* **Exercise aim**:
Collect each line containing "degE".

━━━━━ Records for this task ━━━━━

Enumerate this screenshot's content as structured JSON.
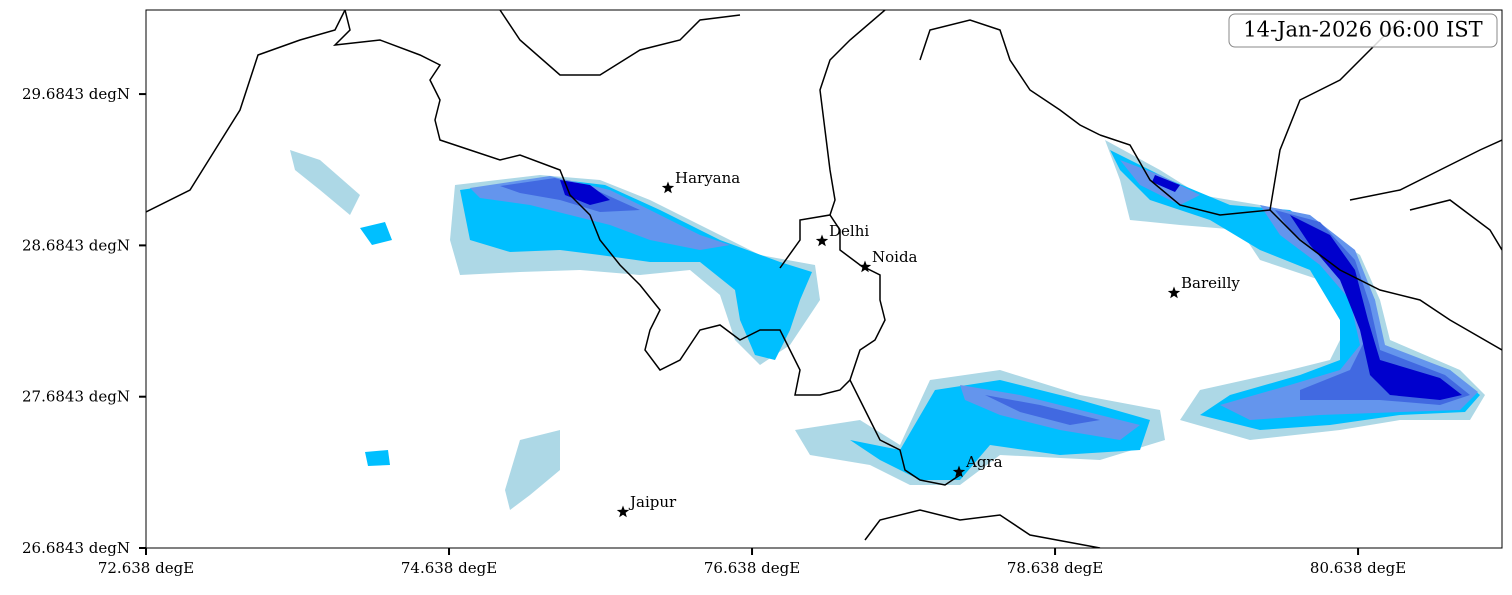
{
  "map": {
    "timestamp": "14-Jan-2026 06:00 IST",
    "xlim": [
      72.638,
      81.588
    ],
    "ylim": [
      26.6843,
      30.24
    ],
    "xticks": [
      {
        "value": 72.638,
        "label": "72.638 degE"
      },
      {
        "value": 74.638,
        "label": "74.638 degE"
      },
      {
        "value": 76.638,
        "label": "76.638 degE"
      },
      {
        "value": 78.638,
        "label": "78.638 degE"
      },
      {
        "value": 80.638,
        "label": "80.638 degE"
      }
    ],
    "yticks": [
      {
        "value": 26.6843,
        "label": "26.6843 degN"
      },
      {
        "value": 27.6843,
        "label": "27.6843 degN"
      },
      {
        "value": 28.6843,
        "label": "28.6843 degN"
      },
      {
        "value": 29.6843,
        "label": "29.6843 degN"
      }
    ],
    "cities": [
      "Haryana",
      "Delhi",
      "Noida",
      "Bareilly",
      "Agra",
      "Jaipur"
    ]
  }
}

━━━━━

* **Written solution**:
        "label": "72.638 degE"
        "label": "74.638 degE"
        "label": "76.638 degE"
        "label": "78.638 degE"
        "label": "80.638 degE"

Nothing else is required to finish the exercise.